=== Provided data ===

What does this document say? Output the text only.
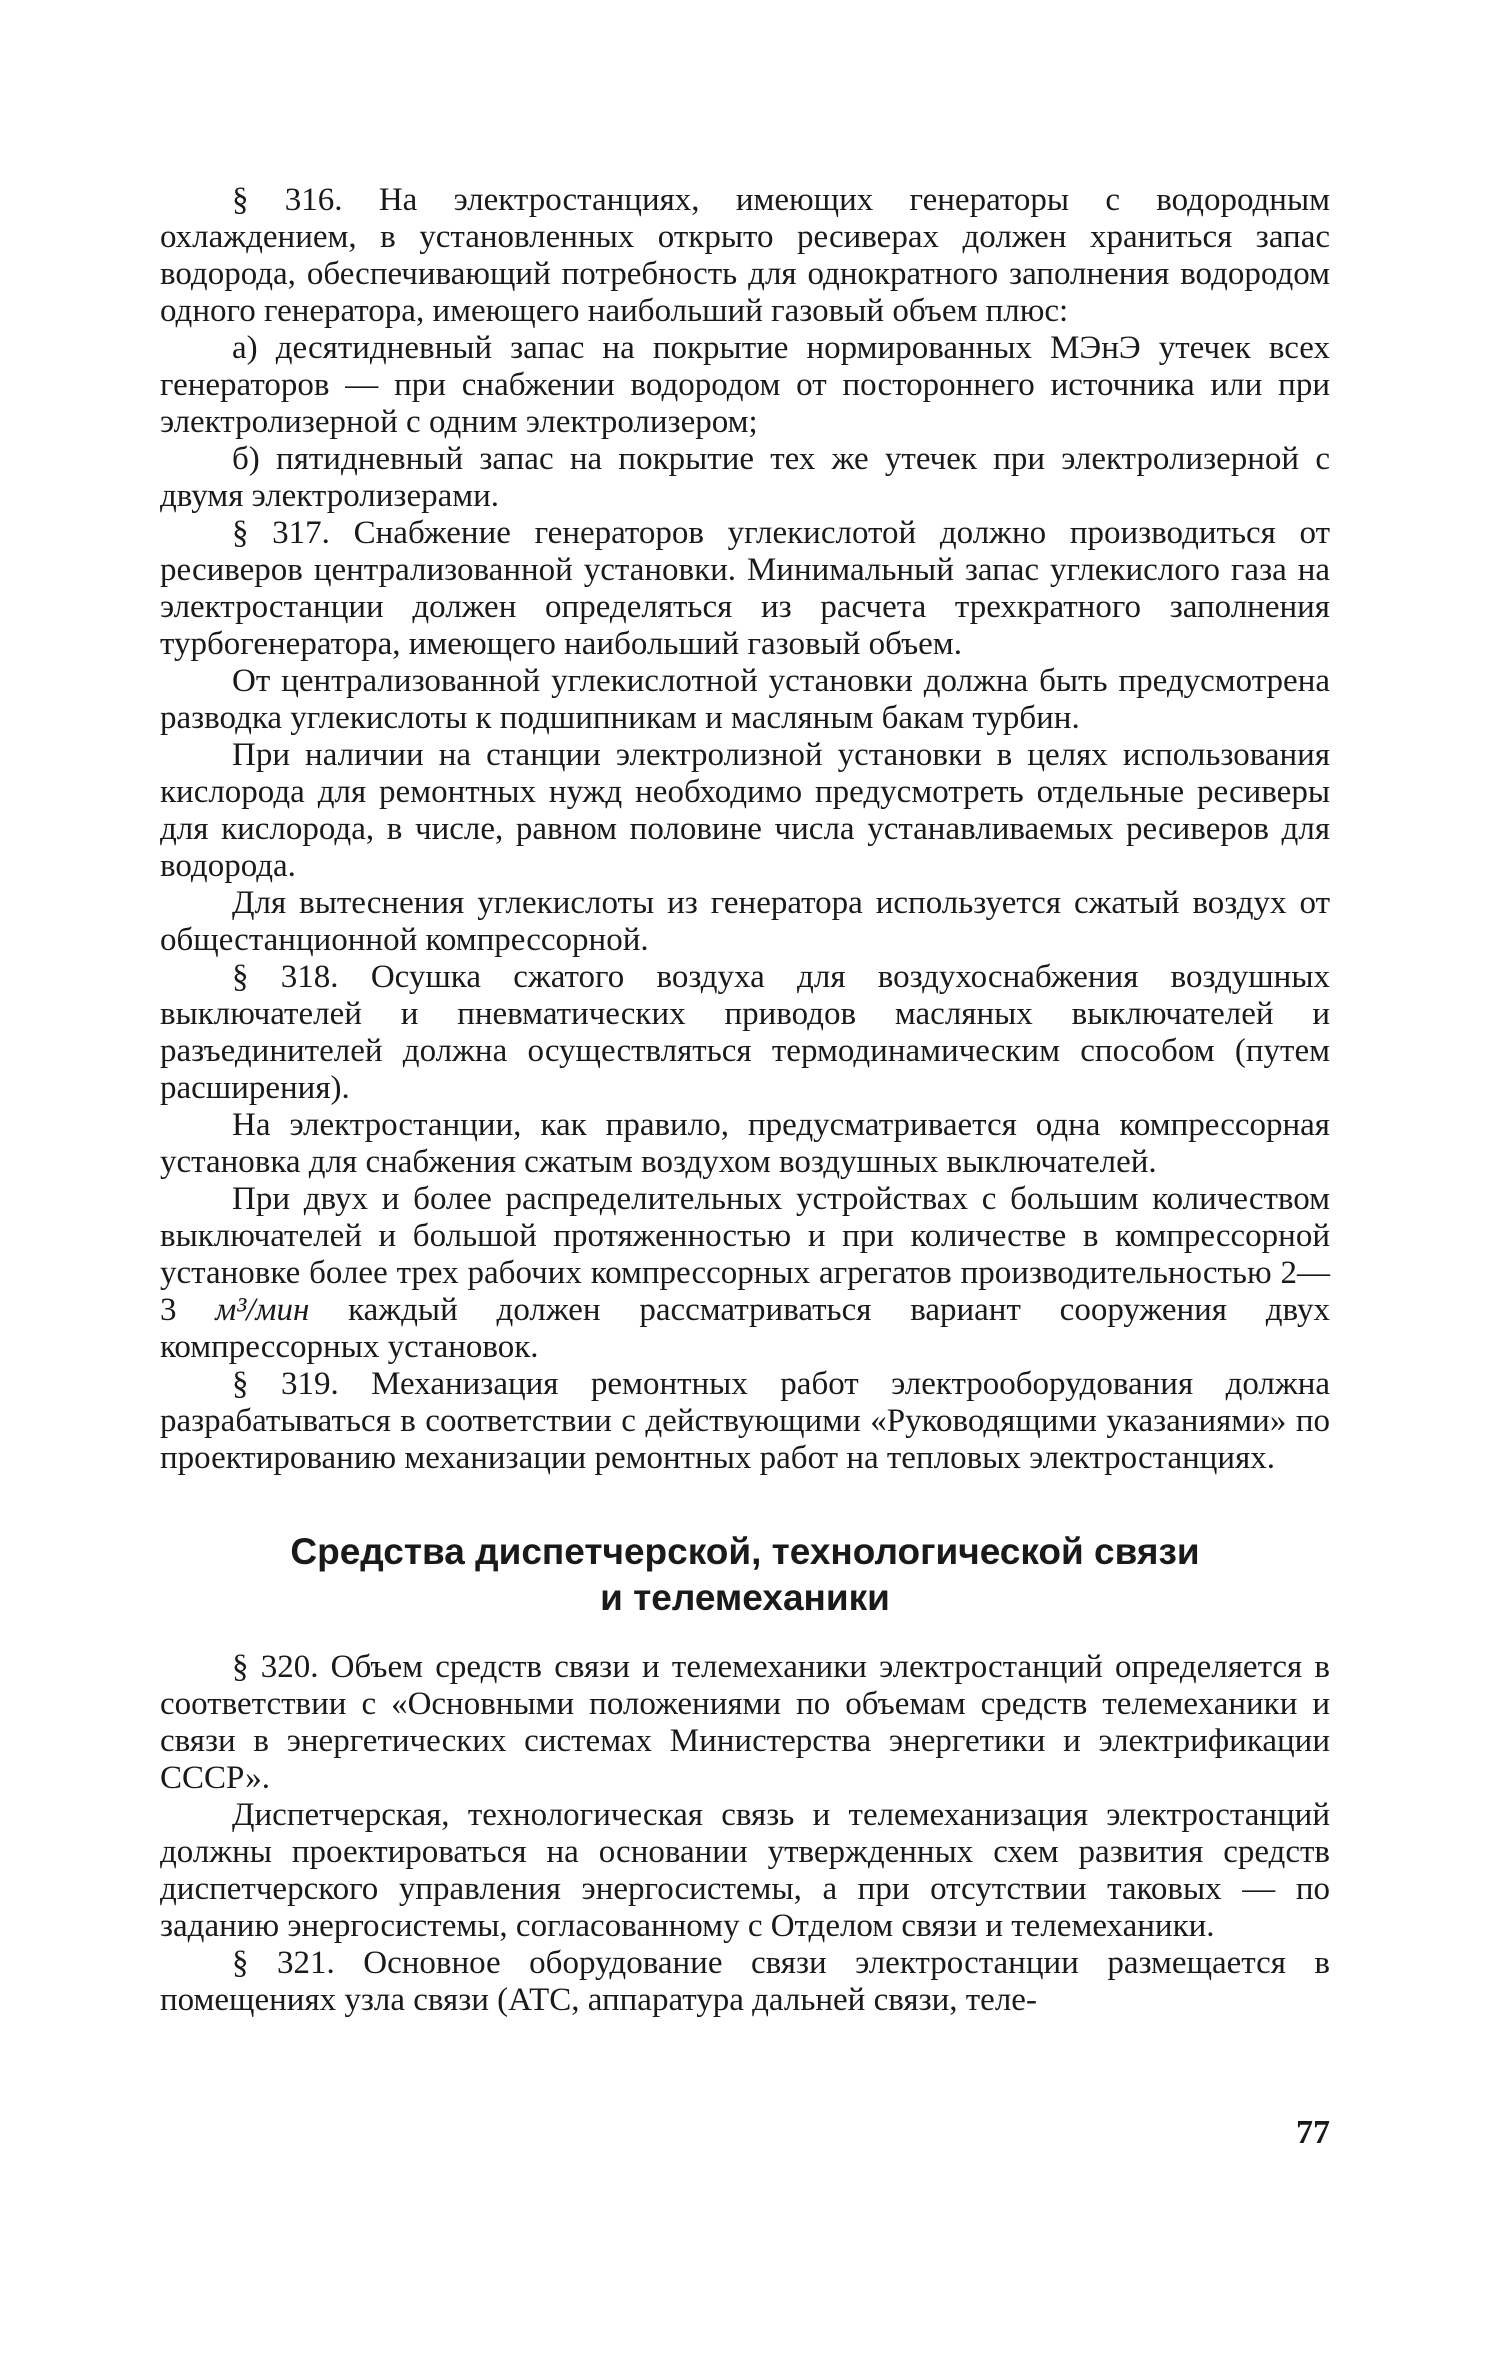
§ 316. На электростанциях, имеющих генераторы с водородным охлаждением, в установленных открыто ресиверах должен храниться запас водорода, обеспечивающий потребность для однократного заполнения водородом одного генератора, имеющего наибольший газовый объем плюс:

а) десятидневный запас на покрытие нормированных МЭнЭ утечек всех генераторов — при снабжении водородом от постороннего источника или при электролизерной с одним электролизером;

б) пятидневный запас на покрытие тех же утечек при электролизерной с двумя электролизерами.

§ 317. Снабжение генераторов углекислотой должно производиться от ресиверов централизованной установки. Минимальный запас углекислого газа на электростанции должен определяться из расчета трехкратного заполнения турбогенератора, имеющего наибольший газовый объем.

От централизованной углекислотной установки должна быть предусмотрена разводка углекислоты к подшипникам и масляным бакам турбин.

При наличии на станции электролизной установки в целях использования кислорода для ремонтных нужд необходимо предусмотреть отдельные ресиверы для кислорода, в числе, равном половине числа устанавливаемых ресиверов для водорода.

Для вытеснения углекислоты из генератора используется сжатый воздух от общестанционной компрессорной.

§ 318. Осушка сжатого воздуха для воздухоснабжения воздушных выключателей и пневматических приводов масляных выключателей и разъединителей должна осуществляться термодинамическим способом (путем расширения).

На электростанции, как правило, предусматривается одна компрессорная установка для снабжения сжатым воздухом воздушных выключателей.

При двух и более распределительных устройствах с большим количеством выключателей и большой протяженностью и при количестве в компрессорной установке более трех рабочих компрессорных агрегатов производительностью 2—3 м³/мин каждый должен рассматриваться вариант сооружения двух компрессорных установок.

§ 319. Механизация ремонтных работ электрооборудования должна разрабатываться в соответствии с действующими «Руководящими указаниями» по проектированию механизации ремонтных работ на тепловых электростанциях.

Средства диспетчерской, технологической связи
и телемеханики

§ 320. Объем средств связи и телемеханики электростанций определяется в соответствии с «Основными положениями по объемам средств телемеханики и связи в энергетических системах Министерства энергетики и электрификации СССР».

Диспетчерская, технологическая связь и телемеханизация электростанций должны проектироваться на основании утвержденных схем развития средств диспетчерского управления энергосистемы, а при отсутствии таковых — по заданию энергосистемы, согласованному с Отделом связи и телемеханики.

§ 321. Основное оборудование связи электростанции размещается в помещениях узла связи (АТС, аппаратура дальней связи, теле-

77
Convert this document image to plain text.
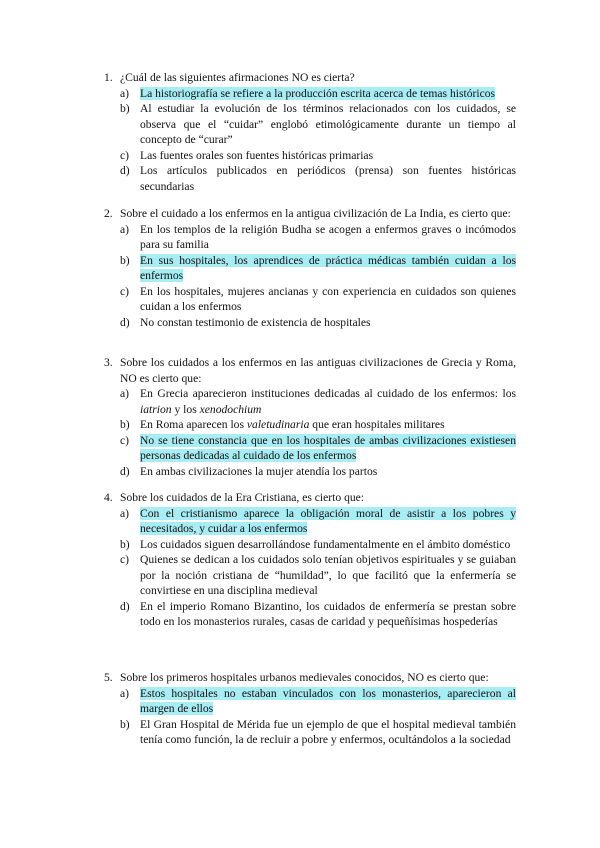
1. ¿Cuál de las siguientes afirmaciones NO es cierta?
a) La historiografía se refiere a la producción escrita acerca de temas históricos
b) Al estudiar la evolución de los términos relacionados con los cuidados, se observa que el “cuidar” englobó etimológicamente durante un tiempo al concepto de “curar”
c) Las fuentes orales son fuentes históricas primarias
d) Los artículos publicados en periódicos (prensa) son fuentes históricas secundarias
2. Sobre el cuidado a los enfermos en la antigua civilización de La India, es cierto que:
a) En los templos de la religión Budha se acogen a enfermos graves o incómodos para su familia
b) En sus hospitales, los aprendices de práctica médicas también cuidan a los enfermos
c) En los hospitales, mujeres ancianas y con experiencia en cuidados son quienes cuidan a los enfermos
d) No constan testimonio de existencia de hospitales
3. Sobre los cuidados a los enfermos en las antiguas civilizaciones de Grecia y Roma, NO es cierto que:
a) En Grecia aparecieron instituciones dedicadas al cuidado de los enfermos: los iatrion y los xenodochium
b) En Roma aparecen los valetudinaria que eran hospitales militares
c) No se tiene constancia que en los hospitales de ambas civilizaciones existiesen personas dedicadas al cuidado de los enfermos
d) En ambas civilizaciones la mujer atendía los partos
4. Sobre los cuidados de la Era Cristiana, es cierto que:
a) Con el cristianismo aparece la obligación moral de asistir a los pobres y necesitados, y cuidar a los enfermos
b) Los cuidados siguen desarrollándose fundamentalmente en el ámbito doméstico
c) Quienes se dedican a los cuidados solo tenían objetivos espirituales y se guiaban por la noción cristiana de “humildad”, lo que facilitó que la enfermería se convirtiese en una disciplina medieval
d) En el imperio Romano Bizantino, los cuidados de enfermería se prestan sobre todo en los monasterios rurales, casas de caridad y pequeñísimas hospederías
5. Sobre los primeros hospitales urbanos medievales conocidos, NO es cierto que:
a) Estos hospitales no estaban vinculados con los monasterios, aparecieron al margen de ellos
b) El Gran Hospital de Mérida fue un ejemplo de que el hospital medieval también tenía como función, la de recluir a pobre y enfermos, ocultándolos a la sociedad
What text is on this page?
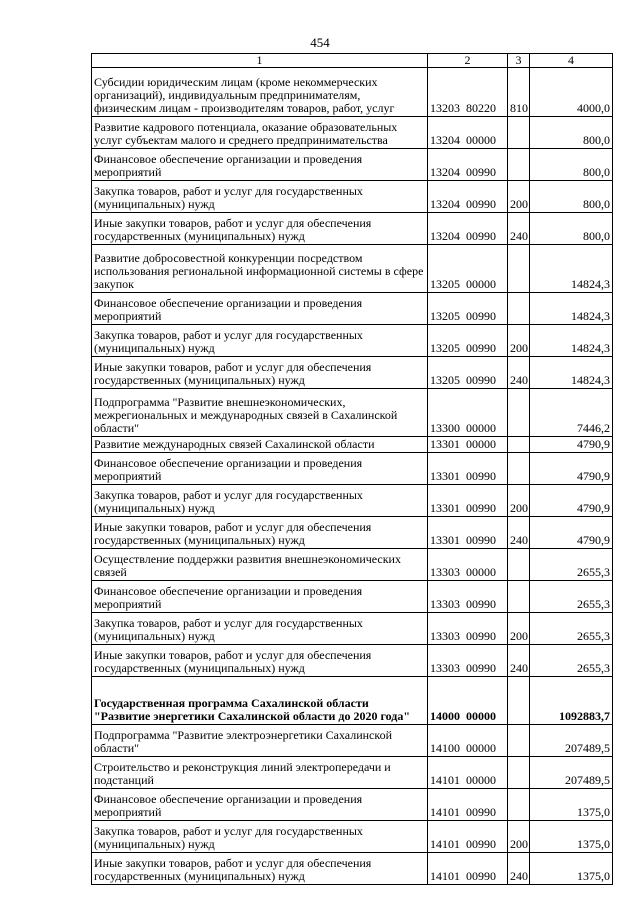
454
1	2	3	4
Субсидии юридическим лицам (кроме некоммерческих организаций), индивидуальным предпринимателям, физическим лицам - производителям товаров, работ, услуг	13203 80220	810	4000,0
Развитие кадрового потенциала, оказание образовательных услуг субъектам малого и среднего предпринимательства	13204 00000		800,0
Финансовое обеспечение организации и проведения мероприятий	13204 00990		800,0
Закупка товаров, работ и услуг для государственных (муниципальных) нужд	13204 00990	200	800,0
Иные закупки товаров, работ и услуг для обеспечения государственных (муниципальных) нужд	13204 00990	240	800,0
Развитие добросовестной конкуренции посредством использования региональной информационной системы в сфере закупок	13205 00000		14824,3
Финансовое обеспечение организации и проведения мероприятий	13205 00990		14824,3
Закупка товаров, работ и услуг для государственных (муниципальных) нужд	13205 00990	200	14824,3
Иные закупки товаров, работ и услуг для обеспечения государственных (муниципальных) нужд	13205 00990	240	14824,3
Подпрограмма "Развитие внешнеэкономических, межрегиональных и международных связей в Сахалинской области"	13300 00000		7446,2
Развитие международных связей Сахалинской области	13301 00000		4790,9
Финансовое обеспечение организации и проведения мероприятий	13301 00990		4790,9
Закупка товаров, работ и услуг для государственных (муниципальных) нужд	13301 00990	200	4790,9
Иные закупки товаров, работ и услуг для обеспечения государственных (муниципальных) нужд	13301 00990	240	4790,9
Осуществление поддержки развития внешнеэкономических связей	13303 00000		2655,3
Финансовое обеспечение организации и проведения мероприятий	13303 00990		2655,3
Закупка товаров, работ и услуг для государственных (муниципальных) нужд	13303 00990	200	2655,3
Иные закупки товаров, работ и услуг для обеспечения государственных (муниципальных) нужд	13303 00990	240	2655,3
Государственная программа Сахалинской области "Развитие энергетики Сахалинской области до 2020 года"	14000 00000		1092883,7
Подпрограмма "Развитие электроэнергетики Сахалинской области"	14100 00000		207489,5
Строительство и реконструкция линий электропередачи и подстанций	14101 00000		207489,5
Финансовое обеспечение организации и проведения мероприятий	14101 00990		1375,0
Закупка товаров, работ и услуг для государственных (муниципальных) нужд	14101 00990	200	1375,0
Иные закупки товаров, работ и услуг для обеспечения государственных (муниципальных) нужд	14101 00990	240	1375,0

===

== Goal ==
Wherever a line in the data above holds "document", copy that line.

== Finished task ==
What does this document say? Output the text only.
Convert this document image to plain text.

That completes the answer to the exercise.